Instructions to follow - Copy out, from the entries below, each line holding the string "الأحول".

── Material ──

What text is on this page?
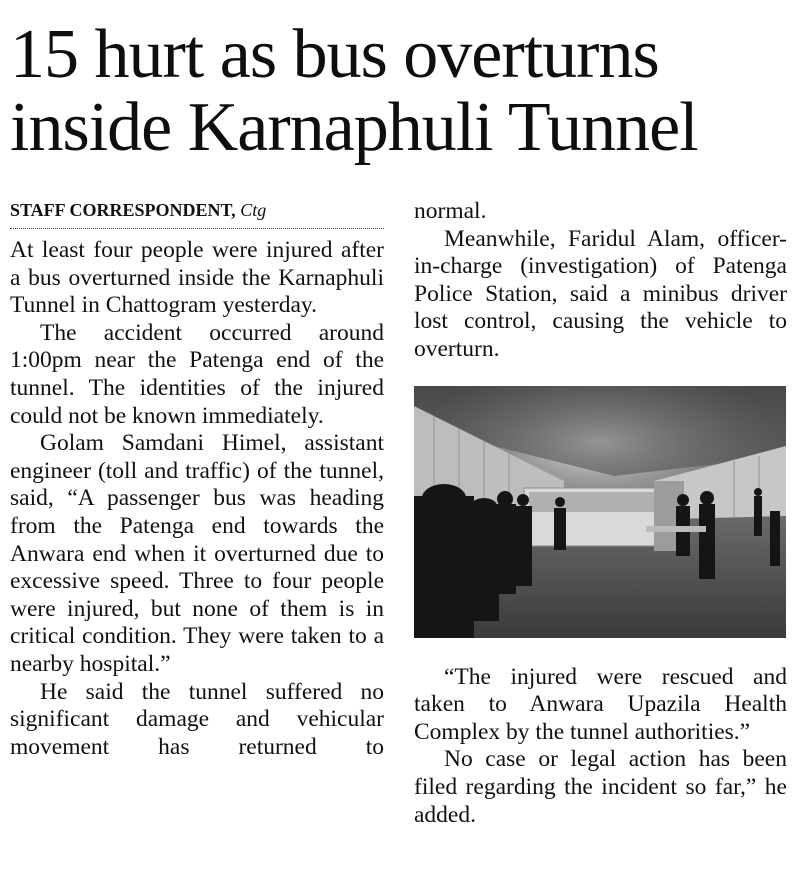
15 hurt as bus overturns
inside Karnaphuli Tunnel
STAFF CORRESPONDENT, Ctg

At least four people were injured after a bus overturned inside the Karnaphuli Tunnel in Chattogram yesterday.

The accident occurred around 1:00pm near the Patenga end of the tunnel. The identities of the injured could not be known immediately.

Golam Samdani Himel, assistant engineer (toll and traffic) of the tunnel, said, “A passenger bus was heading from the Patenga end towards the Anwara end when it overturned due to excessive speed. Three to four people were injured, but none of them is in critical condition. They were taken to a nearby hospital.”

He said the tunnel suffered no significant damage and vehicular movement has returned to

normal.

Meanwhile, Faridul Alam, officer-in-charge (investigation) of Patenga Police Station, said a minibus driver lost control, causing the vehicle to overturn.

“The injured were rescued and taken to Anwara Upazila Health Complex by the tunnel authorities.”

No case or legal action has been filed regarding the incident so far,” he added.
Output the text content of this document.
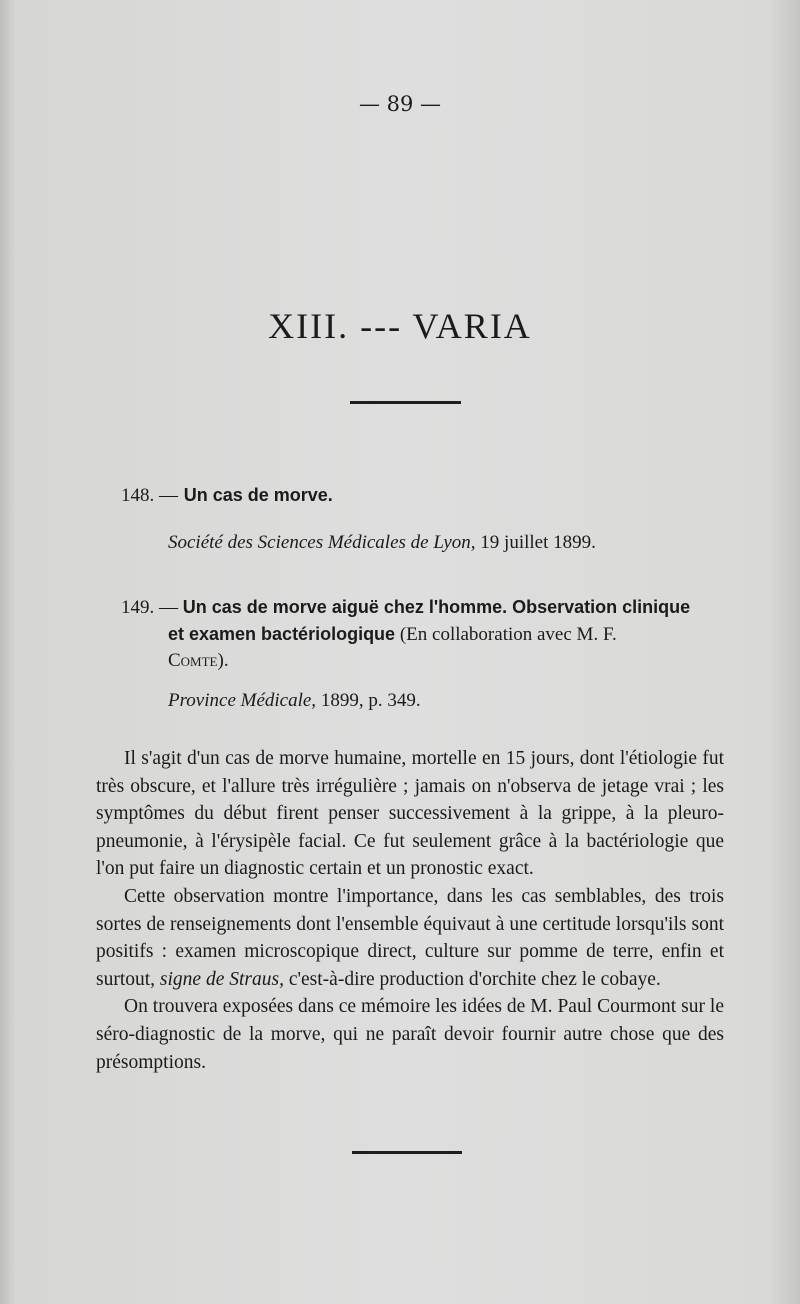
— 89 —
XIII. --- VARIA
148. — Un cas de morve.
Société des Sciences Médicales de Lyon, 19 juillet 1899.
149. — Un cas de morve aiguë chez l'homme. Observation clinique
et examen bactériologique (En collaboration avec M. F.
Comte).
Province Médicale, 1899, p. 349.

Il s'agit d'un cas de morve humaine, mortelle en 15 jours, dont l'étiologie fut très obscure, et l'allure très irrégulière ; jamais on n'observa de jetage vrai ; les symptômes du début firent penser successivement à la grippe, à la pleuro-pneumonie, à l'érysipèle facial. Ce fut seulement grâce à la bactériologie que l'on put faire un diagnostic certain et un pronostic exact.

Cette observation montre l'importance, dans les cas semblables, des trois sortes de renseignements dont l'ensemble équivaut à une certitude lorsqu'ils sont positifs : examen microscopique direct, culture sur pomme de terre, enfin et surtout, signe de Straus, c'est-à-dire production d'orchite chez le cobaye.

On trouvera exposées dans ce mémoire les idées de M. Paul Courmont sur le séro-diagnostic de la morve, qui ne paraît devoir fournir autre chose que des présomptions.
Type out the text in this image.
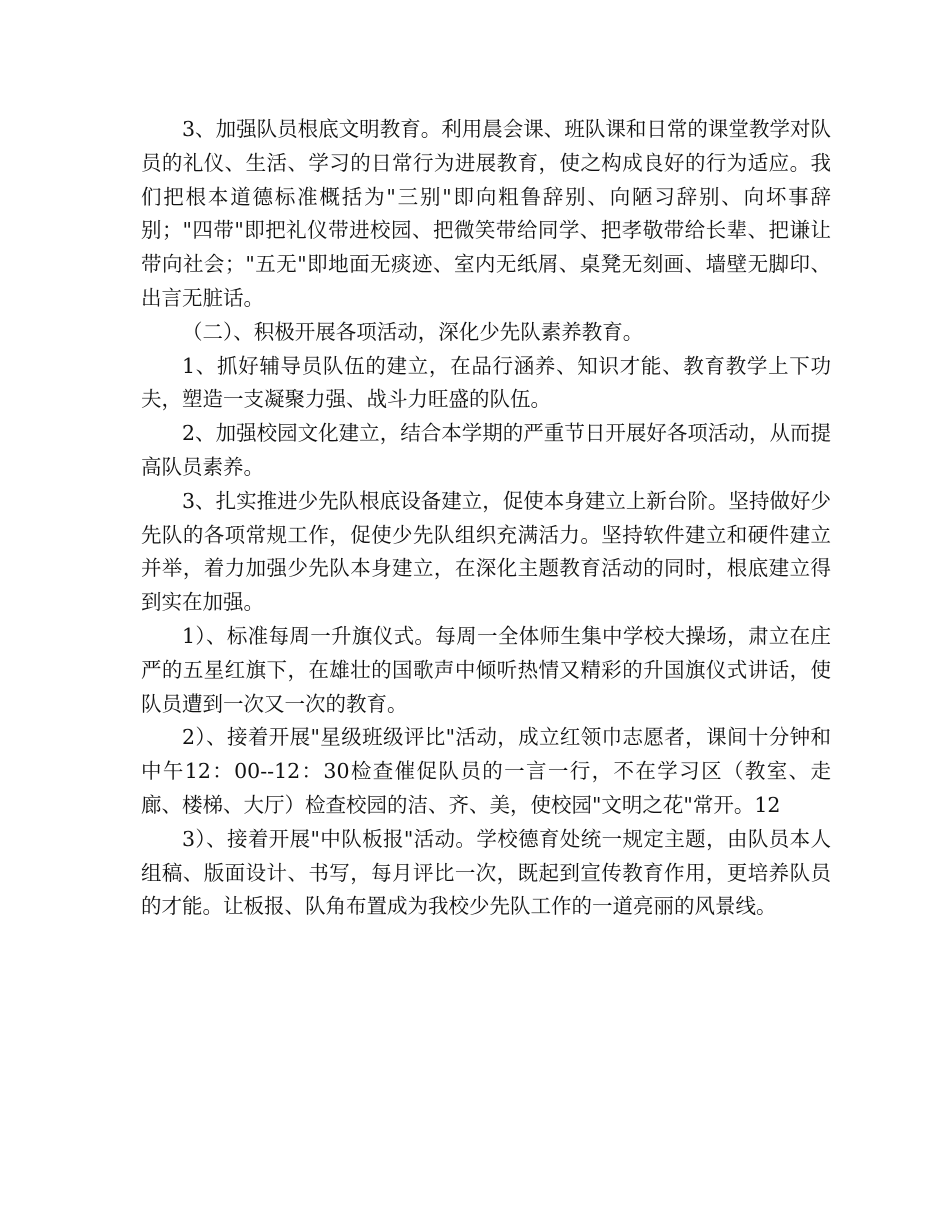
3、加强队员根底文明教育。利用晨会课、班队课和日常的课堂教学对队员的礼仪、生活、学习的日常行为进展教育，使之构成良好的行为适应。我们把根本道德标准概括为"三别"即向粗鲁辞别、向陋习辞别、向坏事辞别；"四带"即把礼仪带进校园、把微笑带给同学、把孝敬带给长辈、把谦让带向社会；"五无"即地面无痰迹、室内无纸屑、桌凳无刻画、墙壁无脚印、出言无脏话。

（二）、积极开展各项活动，深化少先队素养教育。

1、抓好辅导员队伍的建立，在品行涵养、知识才能、教育教学上下功夫，塑造一支凝聚力强、战斗力旺盛的队伍。

2、加强校园文化建立，结合本学期的严重节日开展好各项活动，从而提高队员素养。

3、扎实推进少先队根底设备建立，促使本身建立上新台阶。坚持做好少先队的各项常规工作，促使少先队组织充满活力。坚持软件建立和硬件建立并举，着力加强少先队本身建立，在深化主题教育活动的同时，根底建立得到实在加强。

1）、标准每周一升旗仪式。每周一全体师生集中学校大操场，肃立在庄严的五星红旗下，在雄壮的国歌声中倾听热情又精彩的升国旗仪式讲话，使队员遭到一次又一次的教育。

2）、接着开展"星级班级评比"活动，成立红领巾志愿者，课间十分钟和中午12：00--12：30检查催促队员的一言一行，不在学习区（教室、走廊、楼梯、大厅）检查校园的洁、齐、美，使校园"文明之花"常开。12

3）、接着开展"中队板报"活动。学校德育处统一规定主题，由队员本人组稿、版面设计、书写，每月评比一次，既起到宣传教育作用，更培养队员的才能。让板报、队角布置成为我校少先队工作的一道亮丽的风景线。
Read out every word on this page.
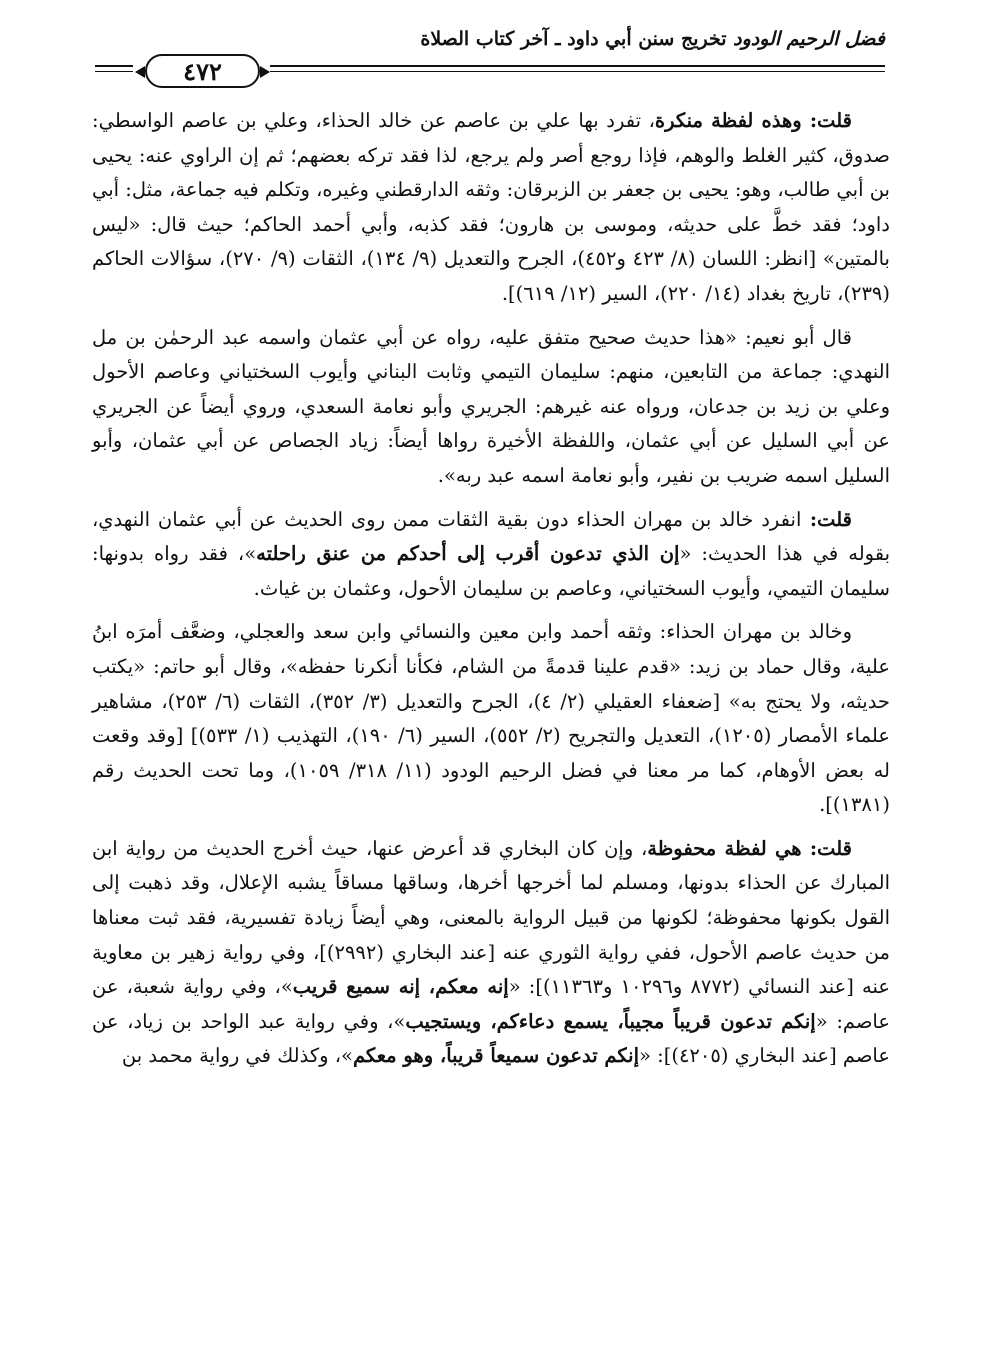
فضل الرحيم الودود تخريج سنن أبي داود ـ آخر كتاب الصلاة
٤٧٢

قلت: وهذه لفظة منكرة، تفرد بها علي بن عاصم عن خالد الحذاء، وعلي بن عاصم الواسطي: صدوق، كثير الغلط والوهم، فإذا روجع أصر ولم يرجع، لذا فقد تركه بعضهم؛ ثم إن الراوي عنه: يحيى بن أبي طالب، وهو: يحيى بن جعفر بن الزبرقان: وثقه الدارقطني وغيره، وتكلم فيه جماعة، مثل: أبي داود؛ فقد خطَّ على حديثه، وموسى بن هارون؛ فقد كذبه، وأبي أحمد الحاكم؛ حيث قال: «ليس بالمتين» [انظر: اللسان (٨/ ٤٢٣ و٤٥٢)، الجرح والتعديل (٩/ ١٣٤)، الثقات (٩/ ٢٧٠)، سؤالات الحاكم (٢٣٩)، تاريخ بغداد (١٤/ ٢٢٠)، السير (١٢/ ٦١٩)].

قال أبو نعيم: «هذا حديث صحيح متفق عليه، رواه عن أبي عثمان واسمه عبد الرحمٰن بن مل النهدي: جماعة من التابعين، منهم: سليمان التيمي وثابت البناني وأيوب السختياني وعاصم الأحول وعلي بن زيد بن جدعان، ورواه عنه غيرهم: الجريري وأبو نعامة السعدي، وروي أيضاً عن الجريري عن أبي السليل عن أبي عثمان، واللفظة الأخيرة رواها أيضاً: زياد الجصاص عن أبي عثمان، وأبو السليل اسمه ضريب بن نفير، وأبو نعامة اسمه عبد ربه».

قلت: انفرد خالد بن مهران الحذاء دون بقية الثقات ممن روى الحديث عن أبي عثمان النهدي، بقوله في هذا الحديث: «إن الذي تدعون أقرب إلى أحدكم من عنق راحلته»، فقد رواه بدونها: سليمان التيمي، وأيوب السختياني، وعاصم بن سليمان الأحول، وعثمان بن غياث.

وخالد بن مهران الحذاء: وثقه أحمد وابن معين والنسائي وابن سعد والعجلي، وضعَّف أمرَه ابنُ علية، وقال حماد بن زيد: «قدم علينا قدمةً من الشام، فكأنا أنكرنا حفظه»، وقال أبو حاتم: «يكتب حديثه، ولا يحتج به» [ضعفاء العقيلي (٢/ ٤)، الجرح والتعديل (٣/ ٣٥٢)، الثقات (٦/ ٢٥٣)، مشاهير علماء الأمصار (١٢٠٥)، التعديل والتجريح (٢/ ٥٥٢)، السير (٦/ ١٩٠)، التهذيب (١/ ٥٣٣)] [وقد وقعت له بعض الأوهام، كما مر معنا في فضل الرحيم الودود (١١/ ٣١٨/ ١٠٥٩)، وما تحت الحديث رقم (١٣٨١)].

قلت: هي لفظة محفوظة، وإن كان البخاري قد أعرض عنها، حيث أخرج الحديث من رواية ابن المبارك عن الحذاء بدونها، ومسلم لما أخرجها أخرها، وساقها مساقاً يشبه الإعلال، وقد ذهبت إلى القول بكونها محفوظة؛ لكونها من قبيل الرواية بالمعنى، وهي أيضاً زيادة تفسيرية، فقد ثبت معناها من حديث عاصم الأحول، ففي رواية الثوري عنه [عند البخاري (٢٩٩٢)]، وفي رواية زهير بن معاوية عنه [عند النسائي (٨٧٧٢ و١٠٢٩٦ و١١٣٦٣)]: «إنه معكم، إنه سميع قريب»، وفي رواية شعبة، عن عاصم: «إنكم تدعون قريباً مجيباً، يسمع دعاءكم، ويستجيب»، وفي رواية عبد الواحد بن زياد، عن عاصم [عند البخاري (٤٢٠٥)]: «إنكم تدعون سميعاً قريباً، وهو معكم»، وكذلك في رواية محمد بن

───

Solved exercise -
قال أبو نعيم: «هذا حديث صحيح متفق عليه، رواه عن أبي عثمان واسمه عبد الرحمٰن بن مل النهدي: جماعة من التابعين، منهم: سليمان التيمي وثابت البناني وأيوب السختياني وعاصم الأحول وعلي بن زيد بن جدعان، ورواه عنه غيرهم: الجريري وأبو نعامة السعدي، وروي أيضاً عن الجريري عن أبي السليل عن أبي عثمان، واللفظة الأخيرة رواها أيضاً: زياد الجصاص عن أبي عثمان، وأبو السليل اسمه ضريب بن نفير، وأبو نعامة اسمه عبد ربه».
قلت: انفرد خالد بن مهران الحذاء دون بقية الثقات ممن روى الحديث عن أبي عثمان النهدي، بقوله في هذا الحديث: «إن الذي تدعون أقرب إلى أحدكم من عنق راحلته»، فقد رواه بدونها: سليمان التيمي، وأيوب السختياني، وعاصم بن سليمان الأحول، وعثمان بن غياث.
قلت: هي لفظة محفوظة، وإن كان البخاري قد أعرض عنها، حيث أخرج الحديث من رواية ابن المبارك عن الحذاء بدونها، ومسلم لما أخرجها أخرها، وساقها مساقاً يشبه الإعلال، وقد ذهبت إلى القول بكونها محفوظة؛ لكونها من قبيل الرواية بالمعنى، وهي أيضاً زيادة تفسيرية، فقد ثبت معناها من حديث عاصم الأحول، ففي رواية الثوري عنه [عند البخاري (٢٩٩٢)]، وفي رواية زهير بن معاوية عنه [عند النسائي (٨٧٧٢ و١٠٢٩٦ و١١٣٦٣)]: «إنه معكم، إنه سميع قريب»، وفي رواية شعبة، عن عاصم: «إنكم تدعون قريباً مجيباً، يسمع دعاءكم، ويستجيب»، وفي رواية عبد الواحد بن زياد، عن عاصم [عند البخاري (٤٢٠٥)]: «إنكم تدعون سميعاً قريباً، وهو معكم»، وكذلك في رواية محمد بن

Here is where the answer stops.